Task directions:
Reproduce each line of the listing exactly.

## begin Data to use

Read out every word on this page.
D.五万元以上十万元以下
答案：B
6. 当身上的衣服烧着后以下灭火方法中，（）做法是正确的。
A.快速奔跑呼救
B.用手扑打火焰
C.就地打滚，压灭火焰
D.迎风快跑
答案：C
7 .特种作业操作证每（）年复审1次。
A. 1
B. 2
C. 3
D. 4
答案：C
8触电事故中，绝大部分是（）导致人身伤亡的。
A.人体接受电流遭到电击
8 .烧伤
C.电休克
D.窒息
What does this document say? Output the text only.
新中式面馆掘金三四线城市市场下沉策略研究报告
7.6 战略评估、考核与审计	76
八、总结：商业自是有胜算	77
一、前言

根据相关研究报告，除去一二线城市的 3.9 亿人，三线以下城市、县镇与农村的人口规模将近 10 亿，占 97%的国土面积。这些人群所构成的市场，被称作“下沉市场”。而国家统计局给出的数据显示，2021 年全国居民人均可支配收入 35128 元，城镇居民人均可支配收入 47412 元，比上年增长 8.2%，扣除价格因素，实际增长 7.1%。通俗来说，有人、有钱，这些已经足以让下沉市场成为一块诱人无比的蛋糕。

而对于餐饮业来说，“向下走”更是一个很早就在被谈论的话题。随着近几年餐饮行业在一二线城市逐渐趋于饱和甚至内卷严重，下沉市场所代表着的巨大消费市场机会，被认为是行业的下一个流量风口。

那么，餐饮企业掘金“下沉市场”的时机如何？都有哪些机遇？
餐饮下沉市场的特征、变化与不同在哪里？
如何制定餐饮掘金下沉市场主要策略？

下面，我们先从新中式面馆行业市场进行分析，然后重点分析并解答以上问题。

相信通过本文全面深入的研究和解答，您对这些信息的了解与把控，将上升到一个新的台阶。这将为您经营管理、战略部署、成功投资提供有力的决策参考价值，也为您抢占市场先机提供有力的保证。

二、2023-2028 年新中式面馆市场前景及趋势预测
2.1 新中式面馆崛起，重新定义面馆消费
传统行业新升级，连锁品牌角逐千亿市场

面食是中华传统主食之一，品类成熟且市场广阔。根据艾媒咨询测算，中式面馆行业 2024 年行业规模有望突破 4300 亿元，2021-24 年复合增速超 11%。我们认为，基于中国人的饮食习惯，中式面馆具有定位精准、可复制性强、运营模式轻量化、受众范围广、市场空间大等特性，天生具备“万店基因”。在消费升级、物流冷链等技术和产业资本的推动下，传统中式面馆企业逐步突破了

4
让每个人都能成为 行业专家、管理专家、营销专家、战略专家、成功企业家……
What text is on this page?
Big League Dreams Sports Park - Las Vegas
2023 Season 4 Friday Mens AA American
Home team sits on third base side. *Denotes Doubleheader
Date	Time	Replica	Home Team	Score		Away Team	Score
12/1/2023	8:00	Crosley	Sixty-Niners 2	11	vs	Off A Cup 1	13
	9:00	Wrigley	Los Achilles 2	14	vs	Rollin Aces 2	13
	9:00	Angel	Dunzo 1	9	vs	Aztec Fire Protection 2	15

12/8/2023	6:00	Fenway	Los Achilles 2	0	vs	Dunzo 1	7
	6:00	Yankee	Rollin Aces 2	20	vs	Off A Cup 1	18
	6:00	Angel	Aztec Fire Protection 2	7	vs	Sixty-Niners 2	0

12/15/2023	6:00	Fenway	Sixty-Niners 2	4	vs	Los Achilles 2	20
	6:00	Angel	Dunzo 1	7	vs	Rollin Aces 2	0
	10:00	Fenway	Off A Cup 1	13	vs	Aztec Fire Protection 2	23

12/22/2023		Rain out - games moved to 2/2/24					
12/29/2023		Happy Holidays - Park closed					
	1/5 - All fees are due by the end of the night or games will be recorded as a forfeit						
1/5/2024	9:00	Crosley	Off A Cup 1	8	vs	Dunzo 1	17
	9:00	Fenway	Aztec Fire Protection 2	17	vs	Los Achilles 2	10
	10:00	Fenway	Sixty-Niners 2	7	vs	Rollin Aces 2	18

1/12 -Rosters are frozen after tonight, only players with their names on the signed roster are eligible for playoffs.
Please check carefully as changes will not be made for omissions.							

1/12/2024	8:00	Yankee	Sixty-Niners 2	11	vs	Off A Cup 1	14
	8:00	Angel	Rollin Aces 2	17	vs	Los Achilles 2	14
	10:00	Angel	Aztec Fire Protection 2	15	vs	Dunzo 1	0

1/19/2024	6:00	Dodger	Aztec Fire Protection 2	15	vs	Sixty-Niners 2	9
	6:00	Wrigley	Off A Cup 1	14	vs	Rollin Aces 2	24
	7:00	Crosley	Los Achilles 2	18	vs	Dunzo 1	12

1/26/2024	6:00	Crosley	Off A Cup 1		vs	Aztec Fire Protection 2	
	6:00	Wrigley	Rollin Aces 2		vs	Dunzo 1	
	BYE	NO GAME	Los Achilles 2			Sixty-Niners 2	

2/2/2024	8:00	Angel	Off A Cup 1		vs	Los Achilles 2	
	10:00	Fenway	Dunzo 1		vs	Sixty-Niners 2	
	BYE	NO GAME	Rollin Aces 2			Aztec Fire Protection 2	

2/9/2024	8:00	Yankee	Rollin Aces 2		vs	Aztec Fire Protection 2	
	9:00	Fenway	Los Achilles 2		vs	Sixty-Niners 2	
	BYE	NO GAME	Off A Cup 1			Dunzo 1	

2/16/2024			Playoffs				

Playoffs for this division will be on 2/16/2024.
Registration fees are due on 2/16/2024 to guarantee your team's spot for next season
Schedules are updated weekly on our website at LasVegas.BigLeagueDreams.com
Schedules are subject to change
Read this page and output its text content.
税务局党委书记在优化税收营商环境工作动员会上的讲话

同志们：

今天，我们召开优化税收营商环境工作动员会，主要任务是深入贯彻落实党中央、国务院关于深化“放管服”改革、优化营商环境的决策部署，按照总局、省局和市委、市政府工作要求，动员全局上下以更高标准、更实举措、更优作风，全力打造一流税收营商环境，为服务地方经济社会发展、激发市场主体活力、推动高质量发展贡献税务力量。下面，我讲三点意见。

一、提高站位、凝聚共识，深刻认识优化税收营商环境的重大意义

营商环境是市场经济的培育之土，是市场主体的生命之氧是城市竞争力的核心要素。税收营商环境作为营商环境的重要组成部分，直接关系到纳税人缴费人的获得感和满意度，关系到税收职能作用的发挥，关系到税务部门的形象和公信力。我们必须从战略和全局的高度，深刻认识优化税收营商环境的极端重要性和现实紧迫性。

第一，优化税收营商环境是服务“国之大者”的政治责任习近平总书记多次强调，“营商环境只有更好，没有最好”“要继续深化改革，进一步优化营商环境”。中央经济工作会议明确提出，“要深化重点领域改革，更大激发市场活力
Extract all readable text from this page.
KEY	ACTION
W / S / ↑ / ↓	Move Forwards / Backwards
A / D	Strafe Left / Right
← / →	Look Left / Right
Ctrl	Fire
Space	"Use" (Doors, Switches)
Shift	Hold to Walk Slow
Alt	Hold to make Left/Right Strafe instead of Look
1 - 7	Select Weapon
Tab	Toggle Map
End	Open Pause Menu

## end Data to use

Written solution:
Read out every word on this page.
D.五万元以上十万元以下
答案：B
6. 当身上的衣服烧着后以下灭火方法中，（）做法是正确的。
A.快速奔跑呼救
B.用手扑打火焰
C.就地打滚，压灭火焰
D.迎风快跑
答案：C
7 .特种作业操作证每（）年复审1次。
A. 1
B. 2
C. 3
D. 4
答案：C
8触电事故中，绝大部分是（）导致人身伤亡的。
A.人体接受电流遭到电击
8 .烧伤
C.电休克
D.窒息
What does this document say? Output the text only.
新中式面馆掘金三四线城市市场下沉策略研究报告
7.6 战略评估、考核与审计	76
八、总结：商业自是有胜算	77
一、前言

根据相关研究报告，除去一二线城市的 3.9 亿人，三线以下城市、县镇与农村的人口规模将近 10 亿，占 97%的国土面积。这些人群所构成的市场，被称作“下沉市场”。而国家统计局给出的数据显示，2021 年全国居民人均可支配收入 35128 元，城镇居民人均可支配收入 47412 元，比上年增长 8.2%，扣除价格因素，实际增长 7.1%。通俗来说，有人、有钱，这些已经足以让下沉市场成为一块诱人无比的蛋糕。

而对于餐饮业来说，“向下走”更是一个很早就在被谈论的话题。随着近几年餐饮行业在一二线城市逐渐趋于饱和甚至内卷严重，下沉市场所代表着的巨大消费市场机会，被认为是行业的下一个流量风口。

那么，餐饮企业掘金“下沉市场”的时机如何？都有哪些机遇？
餐饮下沉市场的特征、变化与不同在哪里？
如何制定餐饮掘金下沉市场主要策略？

下面，我们先从新中式面馆行业市场进行分析，然后重点分析并解答以上问题。

相信通过本文全面深入的研究和解答，您对这些信息的了解与把控，将上升到一个新的台阶。这将为您经营管理、战略部署、成功投资提供有力的决策参考价值，也为您抢占市场先机提供有力的保证。

二、2023-2028 年新中式面馆市场前景及趋势预测
2.1 新中式面馆崛起，重新定义面馆消费
传统行业新升级，连锁品牌角逐千亿市场

面食是中华传统主食之一，品类成熟且市场广阔。根据艾媒咨询测算，中式面馆行业 2024 年行业规模有望突破 4300 亿元，2021-24 年复合增速超 11%。我们认为，基于中国人的饮食习惯，中式面馆具有定位精准、可复制性强、运营模式轻量化、受众范围广、市场空间大等特性，天生具备“万店基因”。在消费升级、物流冷链等技术和产业资本的推动下，传统中式面馆企业逐步突破了

4
让每个人都能成为 行业专家、管理专家、营销专家、战略专家、成功企业家……
What text is on this page?
Big League Dreams Sports Park - Las Vegas
2023 Season 4 Friday Mens AA American
Home team sits on third base side. *Denotes Doubleheader
Date	Time	Replica	Home Team	Score		Away Team	Score
12/1/2023	8:00	Crosley	Sixty-Niners 2	11	vs	Off A Cup 1	13
	9:00	Wrigley	Los Achilles 2	14	vs	Rollin Aces 2	13
	9:00	Angel	Dunzo 1	9	vs	Aztec Fire Protection 2	15

12/8/2023	6:00	Fenway	Los Achilles 2	0	vs	Dunzo 1	7
	6:00	Yankee	Rollin Aces 2	20	vs	Off A Cup 1	18
	6:00	Angel	Aztec Fire Protection 2	7	vs	Sixty-Niners 2	0

12/15/2023	6:00	Fenway	Sixty-Niners 2	4	vs	Los Achilles 2	20
	6:00	Angel	Dunzo 1	7	vs	Rollin Aces 2	0
	10:00	Fenway	Off A Cup 1	13	vs	Aztec Fire Protection 2	23

12/22/2023		Rain out - games moved to 2/2/24					
12/29/2023		Happy Holidays - Park closed					
	1/5 - All fees are due by the end of the night or games will be recorded as a forfeit						
1/5/2024	9:00	Crosley	Off A Cup 1	8	vs	Dunzo 1	17
	9:00	Fenway	Aztec Fire Protection 2	17	vs	Los Achilles 2	10
	10:00	Fenway	Sixty-Niners 2	7	vs	Rollin Aces 2	18

1/12 -Rosters are frozen after tonight, only players with their names on the signed roster are eligible for playoffs.
Please check carefully as changes will not be made for omissions.							

1/12/2024	8:00	Yankee	Sixty-Niners 2	11	vs	Off A Cup 1	14
	8:00	Angel	Rollin Aces 2	17	vs	Los Achilles 2	14
	10:00	Angel	Aztec Fire Protection 2	15	vs	Dunzo 1	0

1/19/2024	6:00	Dodger	Aztec Fire Protection 2	15	vs	Sixty-Niners 2	9
	6:00	Wrigley	Off A Cup 1	14	vs	Rollin Aces 2	24
	7:00	Crosley	Los Achilles 2	18	vs	Dunzo 1	12

1/26/2024	6:00	Crosley	Off A Cup 1		vs	Aztec Fire Protection 2	
	6:00	Wrigley	Rollin Aces 2		vs	Dunzo 1	
	BYE	NO GAME	Los Achilles 2			Sixty-Niners 2	

2/2/2024	8:00	Angel	Off A Cup 1		vs	Los Achilles 2	
	10:00	Fenway	Dunzo 1		vs	Sixty-Niners 2	
	BYE	NO GAME	Rollin Aces 2			Aztec Fire Protection 2	

2/9/2024	8:00	Yankee	Rollin Aces 2		vs	Aztec Fire Protection 2	
	9:00	Fenway	Los Achilles 2		vs	Sixty-Niners 2	
	BYE	NO GAME	Off A Cup 1			Dunzo 1	

2/16/2024			Playoffs				

Playoffs for this division will be on 2/16/2024.
Registration fees are due on 2/16/2024 to guarantee your team's spot for next season
Schedules are updated weekly on our website at LasVegas.BigLeagueDreams.com
Schedules are subject to change
Read this page and output its text content.
税务局党委书记在优化税收营商环境工作动员会上的讲话

同志们：

今天，我们召开优化税收营商环境工作动员会，主要任务是深入贯彻落实党中央、国务院关于深化“放管服”改革、优化营商环境的决策部署，按照总局、省局和市委、市政府工作要求，动员全局上下以更高标准、更实举措、更优作风，全力打造一流税收营商环境，为服务地方经济社会发展、激发市场主体活力、推动高质量发展贡献税务力量。下面，我讲三点意见。

一、提高站位、凝聚共识，深刻认识优化税收营商环境的重大意义

营商环境是市场经济的培育之土，是市场主体的生命之氧是城市竞争力的核心要素。税收营商环境作为营商环境的重要组成部分，直接关系到纳税人缴费人的获得感和满意度，关系到税收职能作用的发挥，关系到税务部门的形象和公信力。我们必须从战略和全局的高度，深刻认识优化税收营商环境的极端重要性和现实紧迫性。

第一，优化税收营商环境是服务“国之大者”的政治责任习近平总书记多次强调，“营商环境只有更好，没有最好”“要继续深化改革，进一步优化营商环境”。中央经济工作会议明确提出，“要深化重点领域改革，更大激发市场活力
Extract all readable text from this page.
KEY	ACTION
W / S / ↑ / ↓	Move Forwards / Backwards
A / D	Strafe Left / Right
← / →	Look Left / Right
Ctrl	Fire
Space	"Use" (Doors, Switches)
Shift	Hold to Walk Slow
Alt	Hold to make Left/Right Strafe instead of Look
1 - 7	Select Weapon
Tab	Toggle Map
End	Open Pause Menu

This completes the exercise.